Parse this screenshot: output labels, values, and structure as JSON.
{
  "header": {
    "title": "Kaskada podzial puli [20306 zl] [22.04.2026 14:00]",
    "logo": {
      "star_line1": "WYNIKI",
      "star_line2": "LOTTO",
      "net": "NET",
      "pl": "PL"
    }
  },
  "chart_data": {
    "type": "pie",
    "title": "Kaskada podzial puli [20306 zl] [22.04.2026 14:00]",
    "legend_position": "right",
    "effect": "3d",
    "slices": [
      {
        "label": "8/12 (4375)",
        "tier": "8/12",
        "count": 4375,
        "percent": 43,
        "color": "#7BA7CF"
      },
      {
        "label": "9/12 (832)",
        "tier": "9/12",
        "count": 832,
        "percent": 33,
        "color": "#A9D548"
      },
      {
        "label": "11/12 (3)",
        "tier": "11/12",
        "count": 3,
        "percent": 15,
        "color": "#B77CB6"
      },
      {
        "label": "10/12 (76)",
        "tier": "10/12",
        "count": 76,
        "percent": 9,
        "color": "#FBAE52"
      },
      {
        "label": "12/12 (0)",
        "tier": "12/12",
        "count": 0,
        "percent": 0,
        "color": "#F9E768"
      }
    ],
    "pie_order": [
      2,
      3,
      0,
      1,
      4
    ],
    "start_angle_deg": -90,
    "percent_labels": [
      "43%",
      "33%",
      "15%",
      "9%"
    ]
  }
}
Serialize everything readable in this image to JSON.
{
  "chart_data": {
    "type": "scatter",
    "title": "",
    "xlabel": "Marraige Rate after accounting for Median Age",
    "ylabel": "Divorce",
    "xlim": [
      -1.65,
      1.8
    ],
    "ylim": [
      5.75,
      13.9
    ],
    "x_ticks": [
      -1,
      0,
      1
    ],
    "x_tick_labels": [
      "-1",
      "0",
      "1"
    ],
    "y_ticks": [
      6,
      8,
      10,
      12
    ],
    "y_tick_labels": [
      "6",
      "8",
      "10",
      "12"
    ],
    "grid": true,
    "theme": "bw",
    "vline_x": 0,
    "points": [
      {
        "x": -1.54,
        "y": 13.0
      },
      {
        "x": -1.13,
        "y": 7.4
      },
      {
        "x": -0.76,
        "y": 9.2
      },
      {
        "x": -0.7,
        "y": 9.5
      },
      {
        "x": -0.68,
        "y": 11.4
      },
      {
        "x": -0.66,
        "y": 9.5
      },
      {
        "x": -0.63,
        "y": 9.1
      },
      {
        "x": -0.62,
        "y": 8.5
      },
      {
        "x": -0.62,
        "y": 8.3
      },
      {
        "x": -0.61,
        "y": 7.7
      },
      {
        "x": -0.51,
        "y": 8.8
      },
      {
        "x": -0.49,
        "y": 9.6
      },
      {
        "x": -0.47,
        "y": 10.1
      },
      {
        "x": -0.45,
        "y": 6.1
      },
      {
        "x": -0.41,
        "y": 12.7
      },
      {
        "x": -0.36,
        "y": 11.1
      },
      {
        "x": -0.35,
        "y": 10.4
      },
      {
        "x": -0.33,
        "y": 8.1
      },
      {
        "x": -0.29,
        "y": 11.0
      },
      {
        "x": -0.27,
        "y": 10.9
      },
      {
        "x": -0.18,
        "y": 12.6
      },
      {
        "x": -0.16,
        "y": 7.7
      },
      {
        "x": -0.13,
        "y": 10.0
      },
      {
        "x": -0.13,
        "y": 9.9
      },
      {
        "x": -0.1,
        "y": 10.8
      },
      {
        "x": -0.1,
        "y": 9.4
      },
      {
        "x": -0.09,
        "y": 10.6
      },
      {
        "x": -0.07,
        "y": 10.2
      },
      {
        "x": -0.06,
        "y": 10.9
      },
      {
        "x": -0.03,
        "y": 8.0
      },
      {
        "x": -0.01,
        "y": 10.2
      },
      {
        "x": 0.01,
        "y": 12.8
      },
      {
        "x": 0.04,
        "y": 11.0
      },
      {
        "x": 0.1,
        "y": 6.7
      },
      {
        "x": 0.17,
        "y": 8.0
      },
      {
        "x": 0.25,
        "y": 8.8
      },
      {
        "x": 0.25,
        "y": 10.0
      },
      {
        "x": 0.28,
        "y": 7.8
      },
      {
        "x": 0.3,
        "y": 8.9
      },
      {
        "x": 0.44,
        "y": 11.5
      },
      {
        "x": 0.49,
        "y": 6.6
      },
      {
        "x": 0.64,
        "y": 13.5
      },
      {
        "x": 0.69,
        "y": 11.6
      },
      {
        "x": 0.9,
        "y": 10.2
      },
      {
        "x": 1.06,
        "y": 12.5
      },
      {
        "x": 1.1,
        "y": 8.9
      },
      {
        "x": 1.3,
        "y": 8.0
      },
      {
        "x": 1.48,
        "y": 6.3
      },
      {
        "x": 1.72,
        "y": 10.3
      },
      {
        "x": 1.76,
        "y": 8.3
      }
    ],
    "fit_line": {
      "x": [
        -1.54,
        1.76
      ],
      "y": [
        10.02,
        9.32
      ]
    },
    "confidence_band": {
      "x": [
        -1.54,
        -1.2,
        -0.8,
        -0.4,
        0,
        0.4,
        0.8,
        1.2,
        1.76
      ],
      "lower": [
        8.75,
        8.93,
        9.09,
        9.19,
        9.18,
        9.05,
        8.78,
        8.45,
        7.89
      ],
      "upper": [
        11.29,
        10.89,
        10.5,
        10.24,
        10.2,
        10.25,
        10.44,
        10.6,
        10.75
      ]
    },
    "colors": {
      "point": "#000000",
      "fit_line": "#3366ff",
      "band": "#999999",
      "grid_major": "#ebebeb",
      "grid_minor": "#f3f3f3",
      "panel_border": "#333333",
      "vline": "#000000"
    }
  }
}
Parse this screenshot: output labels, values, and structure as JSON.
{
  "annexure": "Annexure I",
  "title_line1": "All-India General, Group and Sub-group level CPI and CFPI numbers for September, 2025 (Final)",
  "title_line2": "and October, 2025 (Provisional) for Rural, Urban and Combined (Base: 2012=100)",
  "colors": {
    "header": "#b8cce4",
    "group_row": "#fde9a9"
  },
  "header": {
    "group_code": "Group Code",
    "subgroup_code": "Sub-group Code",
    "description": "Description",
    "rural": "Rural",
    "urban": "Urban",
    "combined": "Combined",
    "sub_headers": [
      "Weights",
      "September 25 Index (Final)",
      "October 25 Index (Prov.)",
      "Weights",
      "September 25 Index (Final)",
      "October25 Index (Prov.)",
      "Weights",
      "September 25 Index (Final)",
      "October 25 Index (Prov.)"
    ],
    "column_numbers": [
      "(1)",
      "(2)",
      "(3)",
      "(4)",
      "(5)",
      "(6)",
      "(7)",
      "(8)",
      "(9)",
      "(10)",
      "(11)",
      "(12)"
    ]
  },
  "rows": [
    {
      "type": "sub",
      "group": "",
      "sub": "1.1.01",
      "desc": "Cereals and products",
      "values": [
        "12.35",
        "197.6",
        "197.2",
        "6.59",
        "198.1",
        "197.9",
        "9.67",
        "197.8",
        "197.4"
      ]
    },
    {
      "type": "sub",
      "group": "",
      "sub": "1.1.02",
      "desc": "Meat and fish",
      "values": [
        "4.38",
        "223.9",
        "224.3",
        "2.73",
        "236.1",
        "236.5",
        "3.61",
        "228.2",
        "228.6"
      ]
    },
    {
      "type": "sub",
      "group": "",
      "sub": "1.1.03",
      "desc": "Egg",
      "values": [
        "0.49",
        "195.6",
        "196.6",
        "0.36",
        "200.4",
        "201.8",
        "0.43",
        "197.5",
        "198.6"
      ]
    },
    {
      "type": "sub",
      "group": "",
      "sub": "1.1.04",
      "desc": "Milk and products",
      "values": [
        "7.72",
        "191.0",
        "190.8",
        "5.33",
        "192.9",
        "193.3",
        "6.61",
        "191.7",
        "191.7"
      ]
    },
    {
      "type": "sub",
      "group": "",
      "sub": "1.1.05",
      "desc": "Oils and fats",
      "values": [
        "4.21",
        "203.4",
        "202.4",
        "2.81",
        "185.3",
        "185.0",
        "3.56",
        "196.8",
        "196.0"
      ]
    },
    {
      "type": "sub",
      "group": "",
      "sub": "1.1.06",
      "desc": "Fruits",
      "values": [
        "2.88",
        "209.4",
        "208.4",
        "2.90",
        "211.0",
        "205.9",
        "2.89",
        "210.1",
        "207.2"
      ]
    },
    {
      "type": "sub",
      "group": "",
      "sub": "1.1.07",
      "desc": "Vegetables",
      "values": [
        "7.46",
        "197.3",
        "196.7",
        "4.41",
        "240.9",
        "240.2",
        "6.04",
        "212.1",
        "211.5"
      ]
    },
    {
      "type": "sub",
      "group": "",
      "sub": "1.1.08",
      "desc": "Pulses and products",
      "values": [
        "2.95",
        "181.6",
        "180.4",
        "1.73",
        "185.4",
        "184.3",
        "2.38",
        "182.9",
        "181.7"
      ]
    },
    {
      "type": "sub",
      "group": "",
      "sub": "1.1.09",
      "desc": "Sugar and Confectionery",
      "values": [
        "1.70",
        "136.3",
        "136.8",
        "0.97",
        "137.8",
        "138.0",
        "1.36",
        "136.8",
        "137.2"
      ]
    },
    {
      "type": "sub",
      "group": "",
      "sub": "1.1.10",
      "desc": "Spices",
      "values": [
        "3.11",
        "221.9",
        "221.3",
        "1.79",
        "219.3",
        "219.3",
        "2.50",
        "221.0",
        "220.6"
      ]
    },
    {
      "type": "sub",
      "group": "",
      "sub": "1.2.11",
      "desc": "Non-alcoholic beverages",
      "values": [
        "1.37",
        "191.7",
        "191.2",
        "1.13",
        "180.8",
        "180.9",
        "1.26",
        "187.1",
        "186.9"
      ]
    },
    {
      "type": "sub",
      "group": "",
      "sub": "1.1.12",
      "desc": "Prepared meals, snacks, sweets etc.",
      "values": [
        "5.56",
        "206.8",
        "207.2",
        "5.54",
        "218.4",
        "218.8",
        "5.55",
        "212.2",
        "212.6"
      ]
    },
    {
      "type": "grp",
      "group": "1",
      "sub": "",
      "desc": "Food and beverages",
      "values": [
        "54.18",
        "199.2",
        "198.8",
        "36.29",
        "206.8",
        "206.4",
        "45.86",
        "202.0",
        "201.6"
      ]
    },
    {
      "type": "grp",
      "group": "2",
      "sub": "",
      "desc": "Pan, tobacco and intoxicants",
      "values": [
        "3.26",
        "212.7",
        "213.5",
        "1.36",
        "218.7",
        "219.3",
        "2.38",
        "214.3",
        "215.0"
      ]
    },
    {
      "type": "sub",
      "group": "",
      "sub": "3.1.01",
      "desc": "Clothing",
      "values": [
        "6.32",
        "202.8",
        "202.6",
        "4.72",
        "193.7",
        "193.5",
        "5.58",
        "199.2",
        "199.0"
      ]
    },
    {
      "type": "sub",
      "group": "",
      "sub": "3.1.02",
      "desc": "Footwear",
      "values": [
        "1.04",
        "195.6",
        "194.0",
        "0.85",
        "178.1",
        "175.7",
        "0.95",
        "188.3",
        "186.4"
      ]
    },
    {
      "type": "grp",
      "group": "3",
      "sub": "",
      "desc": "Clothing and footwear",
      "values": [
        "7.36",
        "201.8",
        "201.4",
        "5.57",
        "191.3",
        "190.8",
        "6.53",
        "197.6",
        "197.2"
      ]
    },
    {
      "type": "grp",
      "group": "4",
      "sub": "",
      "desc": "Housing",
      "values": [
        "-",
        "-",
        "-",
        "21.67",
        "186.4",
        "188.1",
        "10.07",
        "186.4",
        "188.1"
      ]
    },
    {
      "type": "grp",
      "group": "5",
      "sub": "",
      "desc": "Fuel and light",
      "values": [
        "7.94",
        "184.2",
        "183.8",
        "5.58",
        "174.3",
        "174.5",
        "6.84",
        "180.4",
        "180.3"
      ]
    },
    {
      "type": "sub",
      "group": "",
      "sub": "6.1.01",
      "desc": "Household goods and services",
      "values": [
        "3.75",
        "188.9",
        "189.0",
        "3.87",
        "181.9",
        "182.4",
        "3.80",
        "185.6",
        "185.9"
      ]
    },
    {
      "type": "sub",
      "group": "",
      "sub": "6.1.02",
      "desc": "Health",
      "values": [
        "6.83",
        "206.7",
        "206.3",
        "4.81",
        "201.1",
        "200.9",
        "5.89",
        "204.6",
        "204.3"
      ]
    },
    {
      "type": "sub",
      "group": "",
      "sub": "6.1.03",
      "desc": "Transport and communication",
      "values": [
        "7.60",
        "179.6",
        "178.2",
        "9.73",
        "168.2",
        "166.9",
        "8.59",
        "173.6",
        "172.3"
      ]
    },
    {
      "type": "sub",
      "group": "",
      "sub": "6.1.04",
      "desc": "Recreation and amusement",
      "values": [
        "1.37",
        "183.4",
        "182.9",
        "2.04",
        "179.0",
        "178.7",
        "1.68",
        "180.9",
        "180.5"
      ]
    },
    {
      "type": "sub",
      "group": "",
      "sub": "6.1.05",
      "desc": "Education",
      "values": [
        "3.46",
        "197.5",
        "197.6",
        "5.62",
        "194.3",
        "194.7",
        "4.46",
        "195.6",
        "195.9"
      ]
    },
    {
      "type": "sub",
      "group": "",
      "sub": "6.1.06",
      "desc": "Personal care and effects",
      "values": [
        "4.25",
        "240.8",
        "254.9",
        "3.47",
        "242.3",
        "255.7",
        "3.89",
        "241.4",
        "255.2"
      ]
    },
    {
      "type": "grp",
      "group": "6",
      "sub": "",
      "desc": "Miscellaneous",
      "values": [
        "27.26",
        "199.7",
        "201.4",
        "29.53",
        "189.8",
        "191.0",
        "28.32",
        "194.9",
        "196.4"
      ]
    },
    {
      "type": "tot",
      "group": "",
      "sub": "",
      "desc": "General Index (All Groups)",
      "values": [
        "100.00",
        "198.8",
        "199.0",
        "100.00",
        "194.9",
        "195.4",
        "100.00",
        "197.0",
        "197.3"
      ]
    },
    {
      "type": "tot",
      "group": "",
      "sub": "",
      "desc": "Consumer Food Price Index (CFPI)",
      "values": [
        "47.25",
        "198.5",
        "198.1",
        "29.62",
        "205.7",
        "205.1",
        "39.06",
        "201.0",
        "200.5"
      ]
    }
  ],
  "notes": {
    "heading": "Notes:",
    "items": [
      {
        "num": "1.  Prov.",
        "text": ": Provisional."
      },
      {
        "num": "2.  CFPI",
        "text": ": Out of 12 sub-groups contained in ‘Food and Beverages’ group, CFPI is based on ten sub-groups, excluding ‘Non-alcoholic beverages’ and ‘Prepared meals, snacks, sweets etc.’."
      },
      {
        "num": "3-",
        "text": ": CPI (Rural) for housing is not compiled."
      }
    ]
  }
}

■ **Do this**
Filter the entries and copy out every line with the word "CFPI".

■ **Completed task**
  "title_line1": "All-India General, Group and Sub-group level CPI and CFPI numbers for September, 2025 (Final)",
      "desc": "Consumer Food Price Index (CFPI)",
        "num": "2.  CFPI",
        "text": ": Out of 12 sub-groups contained in ‘Food and Beverages’ group, CFPI is based on ten sub-groups, excluding ‘Non-alcoholic beverages’ and ‘Prepared meals, snacks, sweets etc.’."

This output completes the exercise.